### [Supplied records]
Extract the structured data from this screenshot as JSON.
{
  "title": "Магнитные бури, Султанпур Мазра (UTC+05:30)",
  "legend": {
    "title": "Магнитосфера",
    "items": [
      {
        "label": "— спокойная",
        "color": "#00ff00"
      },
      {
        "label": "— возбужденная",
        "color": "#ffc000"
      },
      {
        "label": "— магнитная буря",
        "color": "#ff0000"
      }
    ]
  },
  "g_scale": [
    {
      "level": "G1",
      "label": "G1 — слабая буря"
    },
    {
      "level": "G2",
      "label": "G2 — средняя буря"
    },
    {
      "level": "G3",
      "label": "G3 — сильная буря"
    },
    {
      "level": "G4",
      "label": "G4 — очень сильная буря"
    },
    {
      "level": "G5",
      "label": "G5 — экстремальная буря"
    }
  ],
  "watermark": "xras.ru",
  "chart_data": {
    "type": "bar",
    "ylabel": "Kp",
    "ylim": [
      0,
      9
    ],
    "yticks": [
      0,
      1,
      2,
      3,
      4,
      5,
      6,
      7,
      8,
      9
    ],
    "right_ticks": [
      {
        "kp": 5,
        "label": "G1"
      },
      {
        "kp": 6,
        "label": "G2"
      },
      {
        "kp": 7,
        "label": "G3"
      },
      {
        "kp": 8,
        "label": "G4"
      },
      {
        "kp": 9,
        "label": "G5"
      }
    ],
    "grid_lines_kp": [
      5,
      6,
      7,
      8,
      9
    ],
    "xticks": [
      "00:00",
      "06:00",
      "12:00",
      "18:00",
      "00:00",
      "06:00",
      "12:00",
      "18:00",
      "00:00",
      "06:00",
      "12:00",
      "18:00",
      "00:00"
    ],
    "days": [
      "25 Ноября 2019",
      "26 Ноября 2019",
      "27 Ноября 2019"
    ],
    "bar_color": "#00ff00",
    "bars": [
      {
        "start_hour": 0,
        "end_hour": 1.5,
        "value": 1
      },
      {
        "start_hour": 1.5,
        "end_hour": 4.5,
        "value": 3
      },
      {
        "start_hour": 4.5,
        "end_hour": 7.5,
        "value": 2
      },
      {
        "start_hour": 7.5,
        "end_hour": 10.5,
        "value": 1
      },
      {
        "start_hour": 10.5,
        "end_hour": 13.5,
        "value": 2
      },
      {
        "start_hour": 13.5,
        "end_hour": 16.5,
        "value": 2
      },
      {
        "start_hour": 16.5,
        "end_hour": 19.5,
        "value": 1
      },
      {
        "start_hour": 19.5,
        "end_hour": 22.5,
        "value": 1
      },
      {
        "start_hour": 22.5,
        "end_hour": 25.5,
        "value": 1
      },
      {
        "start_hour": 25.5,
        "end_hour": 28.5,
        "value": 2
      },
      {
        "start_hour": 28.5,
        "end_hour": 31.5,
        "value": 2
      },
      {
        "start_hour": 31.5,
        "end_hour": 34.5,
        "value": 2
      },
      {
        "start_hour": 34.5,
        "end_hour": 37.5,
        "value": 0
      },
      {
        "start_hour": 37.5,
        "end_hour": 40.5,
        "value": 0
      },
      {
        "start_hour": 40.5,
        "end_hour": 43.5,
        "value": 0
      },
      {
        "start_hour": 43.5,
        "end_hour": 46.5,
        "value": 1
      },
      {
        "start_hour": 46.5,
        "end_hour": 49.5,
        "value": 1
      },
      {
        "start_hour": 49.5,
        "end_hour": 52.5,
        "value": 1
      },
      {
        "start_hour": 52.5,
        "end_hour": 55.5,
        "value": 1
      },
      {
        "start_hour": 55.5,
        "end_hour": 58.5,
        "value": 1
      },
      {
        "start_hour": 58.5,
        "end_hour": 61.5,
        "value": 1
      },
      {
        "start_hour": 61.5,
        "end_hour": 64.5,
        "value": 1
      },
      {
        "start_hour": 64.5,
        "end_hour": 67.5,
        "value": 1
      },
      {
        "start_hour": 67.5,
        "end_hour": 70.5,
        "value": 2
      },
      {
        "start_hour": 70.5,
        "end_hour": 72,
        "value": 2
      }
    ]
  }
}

### [Stated problem]
Your task is to collect every line above that contains the word "level".

### [Worked solution]
      "level": "G1",
      "level": "G2",
      "level": "G3",
      "level": "G4",
      "level": "G5",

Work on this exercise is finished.